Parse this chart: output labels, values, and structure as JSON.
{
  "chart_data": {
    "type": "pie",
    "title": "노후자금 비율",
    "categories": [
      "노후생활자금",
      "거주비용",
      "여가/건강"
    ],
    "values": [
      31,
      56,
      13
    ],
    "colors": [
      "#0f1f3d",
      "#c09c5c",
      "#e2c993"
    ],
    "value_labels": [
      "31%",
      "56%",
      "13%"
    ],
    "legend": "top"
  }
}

* **What this task involves**
Extract the full listing and reproduce each line exactly.

* **Written response**
Parse this chart: output labels, values, and structure as JSON.
{
  "chart_data": {
    "type": "pie",
    "title": "노후자금 비율",
    "categories": [
      "노후생활자금",
      "거주비용",
      "여가/건강"
    ],
    "values": [
      31,
      56,
      13
    ],
    "colors": [
      "#0f1f3d",
      "#c09c5c",
      "#e2c993"
    ],
    "value_labels": [
      "31%",
      "56%",
      "13%"
    ],
    "legend": "top"
  }
}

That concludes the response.